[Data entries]
━━━━

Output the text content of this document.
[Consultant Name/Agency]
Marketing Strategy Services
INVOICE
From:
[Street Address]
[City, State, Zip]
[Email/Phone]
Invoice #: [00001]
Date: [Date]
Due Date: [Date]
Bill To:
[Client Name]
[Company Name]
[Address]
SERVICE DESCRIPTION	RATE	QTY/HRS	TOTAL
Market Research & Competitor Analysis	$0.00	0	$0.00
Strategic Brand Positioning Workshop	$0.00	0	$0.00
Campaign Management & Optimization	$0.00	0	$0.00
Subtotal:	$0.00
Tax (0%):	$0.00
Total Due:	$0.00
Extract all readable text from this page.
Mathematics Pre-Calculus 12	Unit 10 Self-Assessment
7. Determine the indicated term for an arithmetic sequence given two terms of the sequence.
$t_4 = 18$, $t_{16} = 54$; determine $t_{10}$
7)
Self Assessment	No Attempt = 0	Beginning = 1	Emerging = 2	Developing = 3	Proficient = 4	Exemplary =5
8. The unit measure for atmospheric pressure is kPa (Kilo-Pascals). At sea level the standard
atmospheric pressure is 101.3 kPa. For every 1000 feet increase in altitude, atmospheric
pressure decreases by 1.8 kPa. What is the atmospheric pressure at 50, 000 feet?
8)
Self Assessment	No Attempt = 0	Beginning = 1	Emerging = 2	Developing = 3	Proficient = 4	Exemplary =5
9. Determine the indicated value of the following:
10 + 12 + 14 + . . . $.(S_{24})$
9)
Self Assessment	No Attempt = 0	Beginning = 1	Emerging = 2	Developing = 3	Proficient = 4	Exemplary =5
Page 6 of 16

━━━━

> _What you should do_
Copy every line in the listing above where the string "indicated" turns up.

> _Answer to this task_
7. Determine the indicated term for an arithmetic sequence given two terms of the sequence.
9. Determine the indicated value of the following:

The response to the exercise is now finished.